Rewrite the data from its first line through the line with "context-menu-item[interactable]: Поділитися [89, 129, 241, 141]", renaming "sidebar-item" to "nav-item" and changing nothing else.

RECORDS TO USE:
** Begin **
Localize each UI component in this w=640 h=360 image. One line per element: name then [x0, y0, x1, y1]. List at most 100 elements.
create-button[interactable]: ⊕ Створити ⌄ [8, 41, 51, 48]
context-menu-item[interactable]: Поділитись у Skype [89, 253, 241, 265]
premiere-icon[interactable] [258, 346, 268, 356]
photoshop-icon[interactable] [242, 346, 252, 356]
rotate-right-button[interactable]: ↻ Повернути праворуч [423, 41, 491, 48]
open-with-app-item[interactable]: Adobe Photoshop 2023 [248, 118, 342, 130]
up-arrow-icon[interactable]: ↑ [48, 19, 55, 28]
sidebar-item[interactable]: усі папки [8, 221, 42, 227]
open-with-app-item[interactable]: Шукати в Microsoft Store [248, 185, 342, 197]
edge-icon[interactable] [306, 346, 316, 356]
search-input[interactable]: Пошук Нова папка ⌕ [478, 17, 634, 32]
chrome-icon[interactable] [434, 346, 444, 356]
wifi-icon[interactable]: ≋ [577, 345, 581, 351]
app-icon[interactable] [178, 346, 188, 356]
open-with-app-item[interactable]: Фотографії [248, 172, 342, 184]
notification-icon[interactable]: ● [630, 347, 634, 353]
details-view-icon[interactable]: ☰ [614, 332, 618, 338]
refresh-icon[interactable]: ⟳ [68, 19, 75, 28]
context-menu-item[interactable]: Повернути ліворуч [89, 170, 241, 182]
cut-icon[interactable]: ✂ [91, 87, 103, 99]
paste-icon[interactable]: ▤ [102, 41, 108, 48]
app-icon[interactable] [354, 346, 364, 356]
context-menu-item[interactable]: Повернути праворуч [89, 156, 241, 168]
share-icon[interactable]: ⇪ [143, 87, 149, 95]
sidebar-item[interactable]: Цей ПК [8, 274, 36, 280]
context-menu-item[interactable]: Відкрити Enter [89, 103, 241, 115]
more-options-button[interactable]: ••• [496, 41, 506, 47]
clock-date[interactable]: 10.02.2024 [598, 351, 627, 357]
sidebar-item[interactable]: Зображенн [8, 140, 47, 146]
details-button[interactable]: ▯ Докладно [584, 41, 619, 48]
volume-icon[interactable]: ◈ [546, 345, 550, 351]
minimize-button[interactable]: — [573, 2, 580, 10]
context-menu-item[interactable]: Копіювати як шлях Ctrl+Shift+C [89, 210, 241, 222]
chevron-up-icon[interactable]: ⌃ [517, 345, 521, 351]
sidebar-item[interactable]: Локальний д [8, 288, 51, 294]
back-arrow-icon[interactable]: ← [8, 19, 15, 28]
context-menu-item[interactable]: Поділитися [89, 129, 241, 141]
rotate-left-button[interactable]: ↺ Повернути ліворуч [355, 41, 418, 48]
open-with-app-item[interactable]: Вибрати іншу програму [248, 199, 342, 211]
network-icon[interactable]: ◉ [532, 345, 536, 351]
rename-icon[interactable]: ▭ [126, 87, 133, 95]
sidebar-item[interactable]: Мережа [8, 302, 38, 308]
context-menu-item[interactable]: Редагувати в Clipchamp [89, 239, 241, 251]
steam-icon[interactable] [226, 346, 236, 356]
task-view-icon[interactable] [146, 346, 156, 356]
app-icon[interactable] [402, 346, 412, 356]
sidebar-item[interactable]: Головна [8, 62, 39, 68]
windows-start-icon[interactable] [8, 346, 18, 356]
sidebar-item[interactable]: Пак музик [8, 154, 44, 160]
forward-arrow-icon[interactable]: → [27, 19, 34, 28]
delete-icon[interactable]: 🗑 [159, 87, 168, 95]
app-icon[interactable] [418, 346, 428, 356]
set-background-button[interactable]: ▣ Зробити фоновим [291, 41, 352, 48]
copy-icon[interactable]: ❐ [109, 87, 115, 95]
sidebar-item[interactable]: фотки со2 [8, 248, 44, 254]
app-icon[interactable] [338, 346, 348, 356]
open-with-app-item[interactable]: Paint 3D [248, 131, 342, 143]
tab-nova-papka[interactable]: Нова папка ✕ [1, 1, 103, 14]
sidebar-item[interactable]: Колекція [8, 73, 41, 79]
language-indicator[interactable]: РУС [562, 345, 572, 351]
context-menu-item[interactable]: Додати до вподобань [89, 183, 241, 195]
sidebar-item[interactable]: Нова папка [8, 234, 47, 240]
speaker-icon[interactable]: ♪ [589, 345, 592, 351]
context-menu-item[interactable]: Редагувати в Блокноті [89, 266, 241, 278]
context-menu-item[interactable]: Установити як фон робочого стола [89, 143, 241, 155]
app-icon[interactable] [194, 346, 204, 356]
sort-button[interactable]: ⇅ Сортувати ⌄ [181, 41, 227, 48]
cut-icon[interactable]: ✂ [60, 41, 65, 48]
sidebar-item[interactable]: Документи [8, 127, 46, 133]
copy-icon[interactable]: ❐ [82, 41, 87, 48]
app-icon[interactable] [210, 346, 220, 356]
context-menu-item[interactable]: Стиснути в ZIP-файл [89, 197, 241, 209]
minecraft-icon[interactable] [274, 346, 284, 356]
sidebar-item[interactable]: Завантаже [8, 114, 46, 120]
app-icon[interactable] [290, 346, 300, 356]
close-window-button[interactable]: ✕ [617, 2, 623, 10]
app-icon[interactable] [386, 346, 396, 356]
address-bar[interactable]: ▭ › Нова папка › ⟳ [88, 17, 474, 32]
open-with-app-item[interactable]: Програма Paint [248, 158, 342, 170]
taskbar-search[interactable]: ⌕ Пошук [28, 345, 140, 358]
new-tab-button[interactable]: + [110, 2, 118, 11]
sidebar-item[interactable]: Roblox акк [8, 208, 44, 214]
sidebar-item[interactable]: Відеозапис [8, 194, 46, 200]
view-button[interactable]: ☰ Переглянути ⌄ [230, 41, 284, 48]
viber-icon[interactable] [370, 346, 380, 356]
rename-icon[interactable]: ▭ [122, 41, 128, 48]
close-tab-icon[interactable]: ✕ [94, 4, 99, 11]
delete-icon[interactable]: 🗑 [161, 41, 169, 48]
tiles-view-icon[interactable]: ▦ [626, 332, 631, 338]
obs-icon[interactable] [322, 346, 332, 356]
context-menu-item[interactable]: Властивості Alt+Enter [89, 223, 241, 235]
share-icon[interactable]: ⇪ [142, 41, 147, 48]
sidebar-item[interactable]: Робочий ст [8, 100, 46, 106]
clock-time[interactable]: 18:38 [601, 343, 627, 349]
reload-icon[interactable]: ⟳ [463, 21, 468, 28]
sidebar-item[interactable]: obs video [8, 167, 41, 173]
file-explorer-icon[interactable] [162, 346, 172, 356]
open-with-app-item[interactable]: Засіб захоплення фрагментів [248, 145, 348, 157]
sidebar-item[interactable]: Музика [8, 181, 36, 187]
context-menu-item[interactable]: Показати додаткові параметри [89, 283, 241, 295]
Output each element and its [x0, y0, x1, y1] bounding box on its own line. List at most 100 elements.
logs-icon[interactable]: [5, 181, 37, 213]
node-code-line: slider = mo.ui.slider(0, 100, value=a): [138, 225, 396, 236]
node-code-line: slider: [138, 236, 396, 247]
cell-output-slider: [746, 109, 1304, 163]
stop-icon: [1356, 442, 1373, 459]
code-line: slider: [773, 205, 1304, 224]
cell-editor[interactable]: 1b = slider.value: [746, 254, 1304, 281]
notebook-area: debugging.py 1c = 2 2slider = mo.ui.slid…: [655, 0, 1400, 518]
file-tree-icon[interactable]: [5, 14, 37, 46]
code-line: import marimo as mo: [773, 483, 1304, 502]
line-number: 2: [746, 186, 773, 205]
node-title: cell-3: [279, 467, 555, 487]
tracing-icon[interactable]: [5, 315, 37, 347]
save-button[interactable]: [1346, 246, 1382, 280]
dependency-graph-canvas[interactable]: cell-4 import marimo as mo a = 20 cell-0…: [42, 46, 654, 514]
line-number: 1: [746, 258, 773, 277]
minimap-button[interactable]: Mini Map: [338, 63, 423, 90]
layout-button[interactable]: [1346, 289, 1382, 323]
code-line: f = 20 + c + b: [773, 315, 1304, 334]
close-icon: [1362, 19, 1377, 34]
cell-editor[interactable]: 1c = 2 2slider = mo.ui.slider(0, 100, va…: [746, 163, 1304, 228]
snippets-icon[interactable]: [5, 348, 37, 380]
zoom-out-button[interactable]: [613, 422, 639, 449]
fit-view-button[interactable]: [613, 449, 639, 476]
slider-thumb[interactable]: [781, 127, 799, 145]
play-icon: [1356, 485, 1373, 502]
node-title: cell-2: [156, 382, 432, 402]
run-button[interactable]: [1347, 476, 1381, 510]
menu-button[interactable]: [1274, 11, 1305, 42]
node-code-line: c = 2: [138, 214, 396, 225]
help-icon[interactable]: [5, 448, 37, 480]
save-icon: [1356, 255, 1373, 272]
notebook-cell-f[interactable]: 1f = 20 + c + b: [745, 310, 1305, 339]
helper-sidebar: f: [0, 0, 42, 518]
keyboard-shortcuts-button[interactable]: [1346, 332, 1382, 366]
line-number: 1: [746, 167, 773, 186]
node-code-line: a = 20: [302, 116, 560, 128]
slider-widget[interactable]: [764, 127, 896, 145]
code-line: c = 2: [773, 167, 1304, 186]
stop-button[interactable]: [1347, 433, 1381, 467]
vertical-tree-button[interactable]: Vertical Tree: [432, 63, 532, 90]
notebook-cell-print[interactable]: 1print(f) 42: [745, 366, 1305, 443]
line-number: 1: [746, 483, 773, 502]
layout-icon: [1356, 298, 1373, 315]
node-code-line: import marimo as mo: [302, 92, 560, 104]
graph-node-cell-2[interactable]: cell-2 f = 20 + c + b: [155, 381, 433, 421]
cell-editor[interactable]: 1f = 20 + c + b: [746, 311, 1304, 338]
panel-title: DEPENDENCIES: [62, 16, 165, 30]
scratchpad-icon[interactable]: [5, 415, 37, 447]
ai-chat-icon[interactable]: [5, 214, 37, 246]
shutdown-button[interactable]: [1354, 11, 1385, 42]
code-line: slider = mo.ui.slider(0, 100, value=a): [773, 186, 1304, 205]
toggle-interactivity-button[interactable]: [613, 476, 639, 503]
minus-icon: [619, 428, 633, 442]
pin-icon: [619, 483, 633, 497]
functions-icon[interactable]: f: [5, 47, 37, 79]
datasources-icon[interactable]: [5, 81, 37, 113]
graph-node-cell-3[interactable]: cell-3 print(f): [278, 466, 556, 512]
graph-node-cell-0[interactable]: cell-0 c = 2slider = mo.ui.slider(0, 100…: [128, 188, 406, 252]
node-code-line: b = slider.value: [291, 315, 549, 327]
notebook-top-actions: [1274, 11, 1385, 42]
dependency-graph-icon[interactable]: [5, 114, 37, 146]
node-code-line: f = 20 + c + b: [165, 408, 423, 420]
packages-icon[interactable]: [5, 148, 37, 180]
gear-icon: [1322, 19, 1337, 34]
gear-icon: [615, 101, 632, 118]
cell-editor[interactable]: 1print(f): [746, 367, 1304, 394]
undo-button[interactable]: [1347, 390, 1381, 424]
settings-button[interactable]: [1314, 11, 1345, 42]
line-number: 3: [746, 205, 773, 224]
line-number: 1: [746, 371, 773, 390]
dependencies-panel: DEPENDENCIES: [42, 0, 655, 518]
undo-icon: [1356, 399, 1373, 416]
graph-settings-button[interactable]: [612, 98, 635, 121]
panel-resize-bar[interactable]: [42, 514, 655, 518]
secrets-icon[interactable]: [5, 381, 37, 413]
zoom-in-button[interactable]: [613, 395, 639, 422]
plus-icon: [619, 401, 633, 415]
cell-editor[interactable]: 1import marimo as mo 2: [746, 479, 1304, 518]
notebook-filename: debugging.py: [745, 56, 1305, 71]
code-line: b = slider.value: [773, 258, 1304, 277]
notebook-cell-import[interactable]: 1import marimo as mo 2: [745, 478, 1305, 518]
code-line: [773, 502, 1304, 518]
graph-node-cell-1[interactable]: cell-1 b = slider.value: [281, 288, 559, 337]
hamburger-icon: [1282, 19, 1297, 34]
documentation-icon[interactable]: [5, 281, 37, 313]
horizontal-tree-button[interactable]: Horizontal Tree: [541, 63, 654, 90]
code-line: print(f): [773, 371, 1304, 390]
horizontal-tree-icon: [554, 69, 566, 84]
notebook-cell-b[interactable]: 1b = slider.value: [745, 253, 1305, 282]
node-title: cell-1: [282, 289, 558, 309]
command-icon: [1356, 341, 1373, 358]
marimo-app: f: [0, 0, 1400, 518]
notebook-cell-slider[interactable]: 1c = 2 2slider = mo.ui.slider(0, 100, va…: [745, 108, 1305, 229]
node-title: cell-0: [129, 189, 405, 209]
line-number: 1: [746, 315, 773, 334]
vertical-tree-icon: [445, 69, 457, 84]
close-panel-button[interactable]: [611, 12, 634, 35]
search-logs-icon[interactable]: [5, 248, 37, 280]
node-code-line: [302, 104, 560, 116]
** End **
RESPONSE FOR THIS EXERCISE:
Localize each UI component in this w=640 h=360 image. One line per element: name then [x0, y0, x1, y1]. List at most 100 elements.
create-button[interactable]: ⊕ Створити ⌄ [8, 41, 51, 48]
context-menu-item[interactable]: Поділитись у Skype [89, 253, 241, 265]
premiere-icon[interactable] [258, 346, 268, 356]
photoshop-icon[interactable] [242, 346, 252, 356]
rotate-right-button[interactable]: ↻ Повернути праворуч [423, 41, 491, 48]
open-with-app-item[interactable]: Adobe Photoshop 2023 [248, 118, 342, 130]
up-arrow-icon[interactable]: ↑ [48, 19, 55, 28]
nav-item[interactable]: усі папки [8, 221, 42, 227]
open-with-app-item[interactable]: Шукати в Microsoft Store [248, 185, 342, 197]
edge-icon[interactable] [306, 346, 316, 356]
search-input[interactable]: Пошук Нова папка ⌕ [478, 17, 634, 32]
chrome-icon[interactable] [434, 346, 444, 356]
wifi-icon[interactable]: ≋ [577, 345, 581, 351]
app-icon[interactable] [178, 346, 188, 356]
open-with-app-item[interactable]: Фотографії [248, 172, 342, 184]
notification-icon[interactable]: ● [630, 347, 634, 353]
details-view-icon[interactable]: ☰ [614, 332, 618, 338]
refresh-icon[interactable]: ⟳ [68, 19, 75, 28]
context-menu-item[interactable]: Повернути ліворуч [89, 170, 241, 182]
cut-icon[interactable]: ✂ [91, 87, 103, 99]
paste-icon[interactable]: ▤ [102, 41, 108, 48]
app-icon[interactable] [354, 346, 364, 356]
context-menu-item[interactable]: Повернути праворуч [89, 156, 241, 168]
share-icon[interactable]: ⇪ [143, 87, 149, 95]
nav-item[interactable]: Цей ПК [8, 274, 36, 280]
context-menu-item[interactable]: Відкрити Enter [89, 103, 241, 115]
more-options-button[interactable]: ••• [496, 41, 506, 47]
clock-date[interactable]: 10.02.2024 [598, 351, 627, 357]
nav-item[interactable]: Зображенн [8, 140, 47, 146]
details-button[interactable]: ▯ Докладно [584, 41, 619, 48]
volume-icon[interactable]: ◈ [546, 345, 550, 351]
minimize-button[interactable]: — [573, 2, 580, 10]
context-menu-item[interactable]: Копіювати як шлях Ctrl+Shift+C [89, 210, 241, 222]
chevron-up-icon[interactable]: ⌃ [517, 345, 521, 351]
nav-item[interactable]: Локальний д [8, 288, 51, 294]
back-arrow-icon[interactable]: ← [8, 19, 15, 28]
context-menu-item[interactable]: Поділитися [89, 129, 241, 141]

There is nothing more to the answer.